§ What you will do
Copy out every line in which the string "SaaS" occurs.

[begin Data shown]

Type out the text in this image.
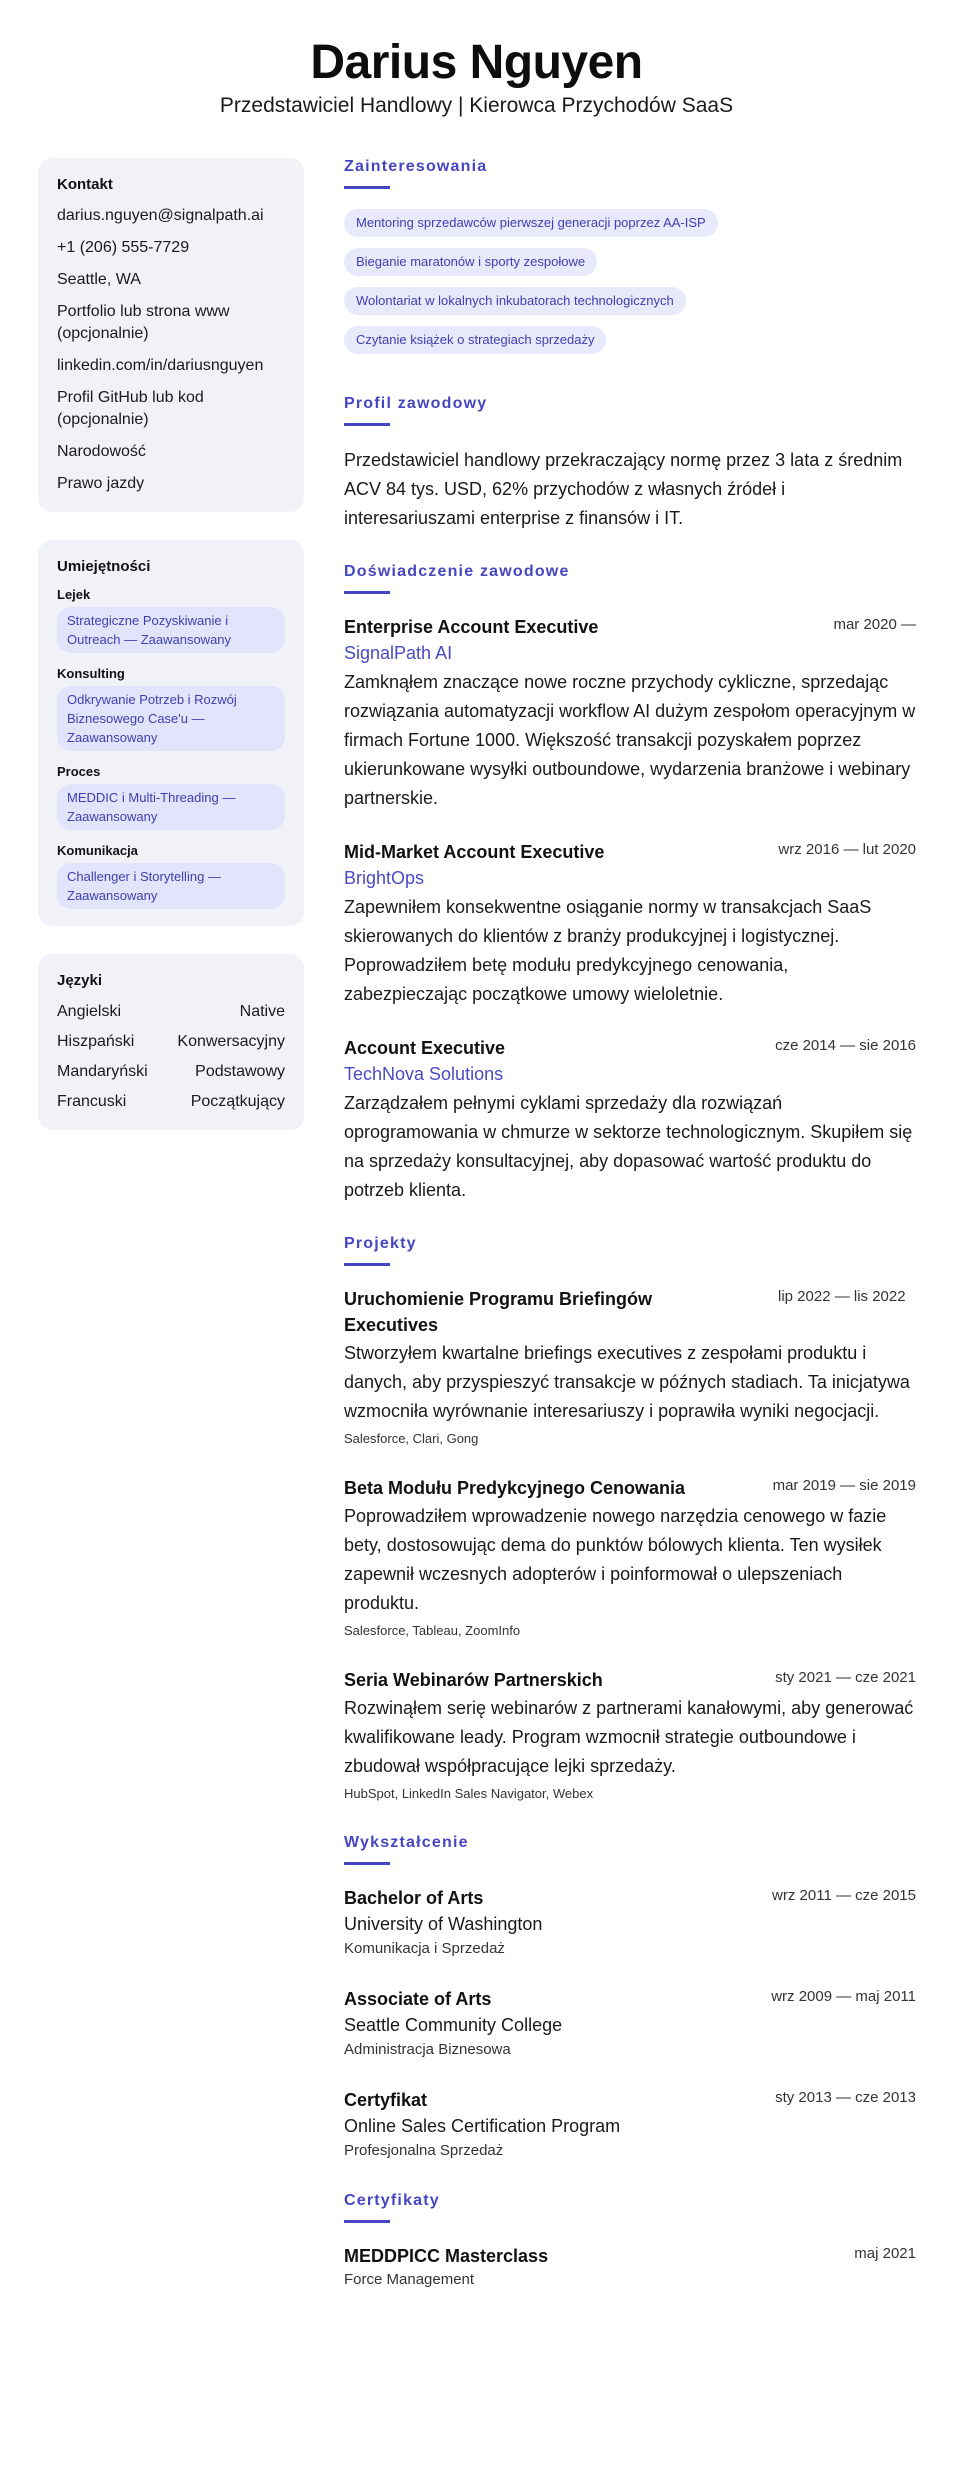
Darius Nguyen
Przedstawiciel Handlowy | Kierowca Przychodów SaaS
Kontakt
darius.nguyen@signalpath.ai
+1 (206) 555-7729
Seattle, WA
Portfolio lub strona www (opcjonalnie)
linkedin.com/in/dariusnguyen
Profil GitHub lub kod (opcjonalnie)
Narodowość
Prawo jazdy
Umiejętności
Lejek
Strategiczne Pozyskiwanie i Outreach — Zaawansowany
Konsulting
Odkrywanie Potrzeb i Rozwój Biznesowego Case'u — Zaawansowany
Proces
MEDDIC i Multi-Threading — Zaawansowany
Komunikacja
Challenger i Storytelling — Zaawansowany
Języki
Angielski	Native
Hiszpański	Konwersacyjny
Mandaryński	Podstawowy
Francuski	Początkujący
Zainteresowania
Mentoring sprzedawców pierwszej generacji poprzez AA-ISP
Bieganie maratonów i sporty zespołowe
Wolontariat w lokalnych inkubatorach technologicznych
Czytanie książek o strategiach sprzedaży
Profil zawodowy
Przedstawiciel handlowy przekraczający normę przez 3 lata z średnim ACV 84 tys. USD, 62% przychodów z własnych źródeł i interesariuszami enterprise z finansów i IT.
Doświadczenie zawodowe
Enterprise Account Executive	mar 2020 —
SignalPath AI
Zamknąłem znaczące nowe roczne przychody cykliczne, sprzedając rozwiązania automatyzacji workflow AI dużym zespołom operacyjnym w firmach Fortune 1000. Większość transakcji pozyskałem poprzez ukierunkowane wysyłki outboundowe, wydarzenia branżowe i webinary partnerskie.
Mid-Market Account Executive	wrz 2016 — lut 2020
BrightOps
Zapewniłem konsekwentne osiąganie normy w transakcjach SaaS skierowanych do klientów z branży produkcyjnej i logistycznej. Poprowadziłem betę modułu predykcyjnego cenowania, zabezpieczając początkowe umowy wieloletnie.
Account Executive	cze 2014 — sie 2016
TechNova Solutions
Zarządzałem pełnymi cyklami sprzedaży dla rozwiązań oprogramowania w chmurze w sektorze technologicznym. Skupiłem się na sprzedaży konsultacyjnej, aby dopasować wartość produktu do potrzeb klienta.
Projekty
Uruchomienie Programu Briefingów Executives
lip 2022 — lis 2022
Stworzyłem kwartalne briefings executives z zespołami produktu i danych, aby przyspieszyć transakcje w późnych stadiach. Ta inicjatywa wzmocniła wyrównanie interesariuszy i poprawiła wyniki negocjacji.
Salesforce, Clari, Gong
Beta Modułu Predykcyjnego Cenowania	mar 2019 — sie 2019
Poprowadziłem wprowadzenie nowego narzędzia cenowego w fazie bety, dostosowując dema do punktów bólowych klienta. Ten wysiłek zapewnił wczesnych adopterów i poinformował o ulepszeniach produktu.
Salesforce, Tableau, ZoomInfo
Seria Webinarów Partnerskich	sty 2021 — cze 2021
Rozwinąłem serię webinarów z partnerami kanałowymi, aby generować kwalifikowane leady. Program wzmocnił strategie outboundowe i zbudował współpracujące lejki sprzedaży.
HubSpot, LinkedIn Sales Navigator, Webex
Wykształcenie
Bachelor of Arts	wrz 2011 — cze 2015
University of Washington
Komunikacja i Sprzedaż
Associate of Arts	wrz 2009 — maj 2011
Seattle Community College
Administracja Biznesowa
Certyfikat	sty 2013 — cze 2013
Online Sales Certification Program
Profesjonalna Sprzedaż
Certyfikaty
MEDDPICC Masterclass	maj 2021
Force Management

[end Data shown]

§ Task solution
Przedstawiciel Handlowy | Kierowca Przychodów SaaS
Zapewniłem konsekwentne osiąganie normy w transakcjach SaaS skierowanych do klientów z branży produkcyjnej i logistycznej. Poprowadziłem betę modułu predykcyjnego cenowania, zabezpieczając początkowe umowy wieloletnie.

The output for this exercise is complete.